▸ Work required: Each entry below must be repeated word for word.

====== Provided information

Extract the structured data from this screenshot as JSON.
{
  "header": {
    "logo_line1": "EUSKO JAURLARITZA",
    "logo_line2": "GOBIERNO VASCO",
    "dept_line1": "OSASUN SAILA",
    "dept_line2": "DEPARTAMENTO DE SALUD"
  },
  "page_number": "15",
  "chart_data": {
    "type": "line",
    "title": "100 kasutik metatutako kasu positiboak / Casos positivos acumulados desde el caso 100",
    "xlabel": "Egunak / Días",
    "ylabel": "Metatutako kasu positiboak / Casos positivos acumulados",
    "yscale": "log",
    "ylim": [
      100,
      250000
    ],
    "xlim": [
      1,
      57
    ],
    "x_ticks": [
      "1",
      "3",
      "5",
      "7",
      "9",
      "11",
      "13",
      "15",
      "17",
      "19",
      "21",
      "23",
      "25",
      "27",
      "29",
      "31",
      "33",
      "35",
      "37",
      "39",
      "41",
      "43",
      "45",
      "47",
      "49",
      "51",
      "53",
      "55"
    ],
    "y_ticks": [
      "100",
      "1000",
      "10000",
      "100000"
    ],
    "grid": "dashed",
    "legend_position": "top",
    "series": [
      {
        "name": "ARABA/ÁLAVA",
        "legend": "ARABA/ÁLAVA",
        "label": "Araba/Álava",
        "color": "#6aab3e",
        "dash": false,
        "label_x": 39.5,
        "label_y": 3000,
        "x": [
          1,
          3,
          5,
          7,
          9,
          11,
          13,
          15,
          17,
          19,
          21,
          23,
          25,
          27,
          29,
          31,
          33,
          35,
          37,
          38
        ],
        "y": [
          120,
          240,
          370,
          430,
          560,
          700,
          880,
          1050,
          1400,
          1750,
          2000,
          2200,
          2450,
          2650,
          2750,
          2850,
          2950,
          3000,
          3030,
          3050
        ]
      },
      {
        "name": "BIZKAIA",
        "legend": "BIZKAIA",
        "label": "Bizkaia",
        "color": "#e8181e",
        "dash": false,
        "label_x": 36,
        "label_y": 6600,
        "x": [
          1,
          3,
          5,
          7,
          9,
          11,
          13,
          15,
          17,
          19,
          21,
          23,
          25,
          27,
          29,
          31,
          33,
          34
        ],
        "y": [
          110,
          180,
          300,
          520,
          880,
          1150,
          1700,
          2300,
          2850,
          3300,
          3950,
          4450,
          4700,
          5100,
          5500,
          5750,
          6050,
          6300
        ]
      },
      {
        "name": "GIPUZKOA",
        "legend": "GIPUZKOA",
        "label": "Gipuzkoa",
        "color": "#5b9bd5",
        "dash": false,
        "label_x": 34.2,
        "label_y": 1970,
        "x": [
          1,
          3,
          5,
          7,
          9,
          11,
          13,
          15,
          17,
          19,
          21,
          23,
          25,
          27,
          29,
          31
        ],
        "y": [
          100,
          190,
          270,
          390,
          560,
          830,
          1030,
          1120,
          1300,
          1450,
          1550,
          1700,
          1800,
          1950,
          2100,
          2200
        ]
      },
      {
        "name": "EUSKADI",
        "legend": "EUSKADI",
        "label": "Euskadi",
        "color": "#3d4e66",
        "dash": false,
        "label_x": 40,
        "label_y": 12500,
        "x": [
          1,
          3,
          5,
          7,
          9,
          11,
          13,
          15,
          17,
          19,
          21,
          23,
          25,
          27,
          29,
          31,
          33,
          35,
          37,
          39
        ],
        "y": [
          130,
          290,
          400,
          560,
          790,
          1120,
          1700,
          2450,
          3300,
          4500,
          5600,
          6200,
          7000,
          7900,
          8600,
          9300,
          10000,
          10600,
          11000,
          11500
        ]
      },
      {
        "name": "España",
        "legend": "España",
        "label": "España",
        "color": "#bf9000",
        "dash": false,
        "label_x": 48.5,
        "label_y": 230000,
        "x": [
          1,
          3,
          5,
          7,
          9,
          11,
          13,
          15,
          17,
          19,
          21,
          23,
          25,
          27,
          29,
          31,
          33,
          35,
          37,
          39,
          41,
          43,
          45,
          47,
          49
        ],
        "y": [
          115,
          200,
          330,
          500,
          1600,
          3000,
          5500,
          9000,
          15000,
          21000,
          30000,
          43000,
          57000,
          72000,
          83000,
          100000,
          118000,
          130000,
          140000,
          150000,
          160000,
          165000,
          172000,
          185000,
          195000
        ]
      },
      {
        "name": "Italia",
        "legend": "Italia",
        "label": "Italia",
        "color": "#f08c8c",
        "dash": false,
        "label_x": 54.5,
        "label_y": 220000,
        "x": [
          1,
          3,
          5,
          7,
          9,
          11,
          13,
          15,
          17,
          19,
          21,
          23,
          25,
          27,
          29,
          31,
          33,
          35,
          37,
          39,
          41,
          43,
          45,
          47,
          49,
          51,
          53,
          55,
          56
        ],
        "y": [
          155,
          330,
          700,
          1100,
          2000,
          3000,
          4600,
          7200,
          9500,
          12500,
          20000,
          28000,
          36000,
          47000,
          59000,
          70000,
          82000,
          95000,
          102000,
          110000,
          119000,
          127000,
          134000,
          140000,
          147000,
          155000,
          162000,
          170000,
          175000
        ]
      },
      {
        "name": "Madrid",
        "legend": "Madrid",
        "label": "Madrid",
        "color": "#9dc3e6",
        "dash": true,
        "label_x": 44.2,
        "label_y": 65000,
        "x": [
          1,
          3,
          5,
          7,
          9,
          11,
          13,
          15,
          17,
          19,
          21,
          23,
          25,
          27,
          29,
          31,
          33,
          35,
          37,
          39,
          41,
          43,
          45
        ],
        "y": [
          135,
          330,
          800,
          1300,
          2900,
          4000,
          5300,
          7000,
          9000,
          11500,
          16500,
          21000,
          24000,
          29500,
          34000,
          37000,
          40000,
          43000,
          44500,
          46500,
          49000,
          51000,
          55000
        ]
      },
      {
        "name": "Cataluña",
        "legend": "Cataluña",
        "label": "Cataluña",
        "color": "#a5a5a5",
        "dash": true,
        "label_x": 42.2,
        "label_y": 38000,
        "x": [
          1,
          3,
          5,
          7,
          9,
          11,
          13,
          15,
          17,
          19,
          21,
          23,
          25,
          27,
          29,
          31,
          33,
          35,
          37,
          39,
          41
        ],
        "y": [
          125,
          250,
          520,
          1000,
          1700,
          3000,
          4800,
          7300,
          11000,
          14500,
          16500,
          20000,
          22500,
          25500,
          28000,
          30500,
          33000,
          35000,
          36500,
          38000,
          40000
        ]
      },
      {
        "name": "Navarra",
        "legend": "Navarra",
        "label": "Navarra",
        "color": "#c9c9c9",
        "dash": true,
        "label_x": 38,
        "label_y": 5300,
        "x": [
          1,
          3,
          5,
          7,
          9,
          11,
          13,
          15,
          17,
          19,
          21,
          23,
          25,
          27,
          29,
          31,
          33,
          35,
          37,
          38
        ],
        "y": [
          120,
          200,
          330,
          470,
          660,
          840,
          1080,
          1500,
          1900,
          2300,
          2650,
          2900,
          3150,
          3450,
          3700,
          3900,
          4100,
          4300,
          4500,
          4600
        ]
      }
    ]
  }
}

============

▸ Result of this exercise:
Extract the structured data from this screenshot as JSON.
{
  "header": {
    "logo_line1": "EUSKO JAURLARITZA",
    "logo_line2": "GOBIERNO VASCO",
    "dept_line1": "OSASUN SAILA",
    "dept_line2": "DEPARTAMENTO DE SALUD"
  },
  "page_number": "15",
  "chart_data": {
    "type": "line",
    "title": "100 kasutik metatutako kasu positiboak / Casos positivos acumulados desde el caso 100",
    "xlabel": "Egunak / Días",
    "ylabel": "Metatutako kasu positiboak / Casos positivos acumulados",
    "yscale": "log",
    "ylim": [
      100,
      250000
    ],
    "xlim": [
      1,
      57
    ],
    "x_ticks": [
      "1",
      "3",
      "5",
      "7",
      "9",
      "11",
      "13",
      "15",
      "17",
      "19",
      "21",
      "23",
      "25",
      "27",
      "29",
      "31",
      "33",
      "35",
      "37",
      "39",
      "41",
      "43",
      "45",
      "47",
      "49",
      "51",
      "53",
      "55"
    ],
    "y_ticks": [
      "100",
      "1000",
      "10000",
      "100000"
    ],
    "grid": "dashed",
    "legend_position": "top",
    "series": [
      {
        "name": "ARABA/ÁLAVA",
        "legend": "ARABA/ÁLAVA",
        "label": "Araba/Álava",
        "color": "#6aab3e",
        "dash": false,
        "label_x": 39.5,
        "label_y": 3000,
        "x": [
          1,
          3,
          5,
          7,
          9,
          11,
          13,
          15,
          17,
          19,
          21,
          23,
          25,
          27,
          29,
          31,
          33,
          35,
          37,
          38
        ],
        "y": [
          120,
          240,
          370,
          430,
          560,
          700,
          880,
          1050,
          1400,
          1750,
          2000,
          2200,
          2450,
          2650,
          2750,
          2850,
          2950,
          3000,
          3030,
          3050
        ]
      },
      {
        "name": "BIZKAIA",
        "legend": "BIZKAIA",
        "label": "Bizkaia",
        "color": "#e8181e",
        "dash": false,
        "label_x": 36,
        "label_y": 6600,
        "x": [
          1,
          3,
          5,
          7,
          9,
          11,
          13,
          15,
          17,
          19,
          21,
          23,
          25,
          27,
          29,
          31,
          33,
          34
        ],
        "y": [
          110,
          180,
          300,
          520,
          880,
          1150,
          1700,
          2300,
          2850,
          3300,
          3950,
          4450,
          4700,
          5100,
          5500,
          5750,
          6050,
          6300
        ]
      },
      {
        "name": "GIPUZKOA",
        "legend": "GIPUZKOA",
        "label": "Gipuzkoa",
        "color": "#5b9bd5",
        "dash": false,
        "label_x": 34.2,
        "label_y": 1970,
        "x": [
          1,
          3,
          5,
          7,
          9,
          11,
          13,
          15,
          17,
          19,
          21,
          23,
          25,
          27,
          29,
          31
        ],
        "y": [
          100,
          190,
          270,
          390,
          560,
          830,
          1030,
          1120,
          1300,
          1450,
          1550,
          1700,
          1800,
          1950,
          2100,
          2200
        ]
      },
      {
        "name": "EUSKADI",
        "legend": "EUSKADI",
        "label": "Euskadi",
        "color": "#3d4e66",
        "dash": false,
        "label_x": 40,
        "label_y": 12500,
        "x": [
          1,
          3,
          5,
          7,
          9,
          11,
          13,
          15,
          17,
          19,
          21,
          23,
          25,
          27,
          29,
          31,
          33,
          35,
          37,
          39
        ],
        "y": [
          130,
          290,
          400,
          560,
          790,
          1120,
          1700,
          2450,
          3300,
          4500,
          5600,
          6200,
          7000,
          7900,
          8600,
          9300,
          10000,
          10600,
          11000,
          11500
        ]
      },
      {
        "name": "España",
        "legend": "España",
        "label": "España",
        "color": "#bf9000",
        "dash": false,
        "label_x": 48.5,
        "label_y": 230000,
        "x": [
          1,
          3,
          5,
          7,
          9,
          11,
          13,
          15,
          17,
          19,
          21,
          23,
          25,
          27,
          29,
          31,
          33,
          35,
          37,
          39,
          41,
          43,
          45,
          47,
          49
        ],
        "y": [
          115,
          200,
          330,
          500,
          1600,
          3000,
          5500,
          9000,
          15000,
          21000,
          30000,
          43000,
          57000,
          72000,
          83000,
          100000,
          118000,
          130000,
          140000,
          150000,
          160000,
          165000,
          172000,
          185000,
          195000
        ]
      },
      {
        "name": "Italia",
        "legend": "Italia",
        "label": "Italia",
        "color": "#f08c8c",
        "dash": false,
        "label_x": 54.5,
        "label_y": 220000,
        "x": [
          1,
          3,
          5,
          7,
          9,
          11,
          13,
          15,
          17,
          19,
          21,
          23,
          25,
          27,
          29,
          31,
          33,
          35,
          37,
          39,
          41,
          43,
          45,
          47,
          49,
          51,
          53,
          55,
          56
        ],
        "y": [
          155,
          330,
          700,
          1100,
          2000,
          3000,
          4600,
          7200,
          9500,
          12500,
          20000,
          28000,
          36000,
          47000,
          59000,
          70000,
          82000,
          95000,
          102000,
          110000,
          119000,
          127000,
          134000,
          140000,
          147000,
          155000,
          162000,
          170000,
          175000
        ]
      },
      {
        "name": "Madrid",
        "legend": "Madrid",
        "label": "Madrid",
        "color": "#9dc3e6",
        "dash": true,
        "label_x": 44.2,
        "label_y": 65000,
        "x": [
          1,
          3,
          5,
          7,
          9,
          11,
          13,
          15,
          17,
          19,
          21,
          23,
          25,
          27,
          29,
          31,
          33,
          35,
          37,
          39,
          41,
          43,
          45
        ],
        "y": [
          135,
          330,
          800,
          1300,
          2900,
          4000,
          5300,
          7000,
          9000,
          11500,
          16500,
          21000,
          24000,
          29500,
          34000,
          37000,
          40000,
          43000,
          44500,
          46500,
          49000,
          51000,
          55000
        ]
      },
      {
        "name": "Cataluña",
        "legend": "Cataluña",
        "label": "Cataluña",
        "color": "#a5a5a5",
        "dash": true,
        "label_x": 42.2,
        "label_y": 38000,
        "x": [
          1,
          3,
          5,
          7,
          9,
          11,
          13,
          15,
          17,
          19,
          21,
          23,
          25,
          27,
          29,
          31,
          33,
          35,
          37,
          39,
          41
        ],
        "y": [
          125,
          250,
          520,
          1000,
          1700,
          3000,
          4800,
          7300,
          11000,
          14500,
          16500,
          20000,
          22500,
          25500,
          28000,
          30500,
          33000,
          35000,
          36500,
          38000,
          40000
        ]
      },
      {
        "name": "Navarra",
        "legend": "Navarra",
        "label": "Navarra",
        "color": "#c9c9c9",
        "dash": true,
        "label_x": 38,
        "label_y": 5300,
        "x": [
          1,
          3,
          5,
          7,
          9,
          11,
          13,
          15,
          17,
          19,
          21,
          23,
          25,
          27,
          29,
          31,
          33,
          35,
          37,
          38
        ],
        "y": [
          120,
          200,
          330,
          470,
          660,
          840,
          1080,
          1500,
          1900,
          2300,
          2650,
          2900,
          3150,
          3450,
          3700,
          3900,
          4100,
          4300,
          4500,
          4600
        ]
      }
    ]
  }
}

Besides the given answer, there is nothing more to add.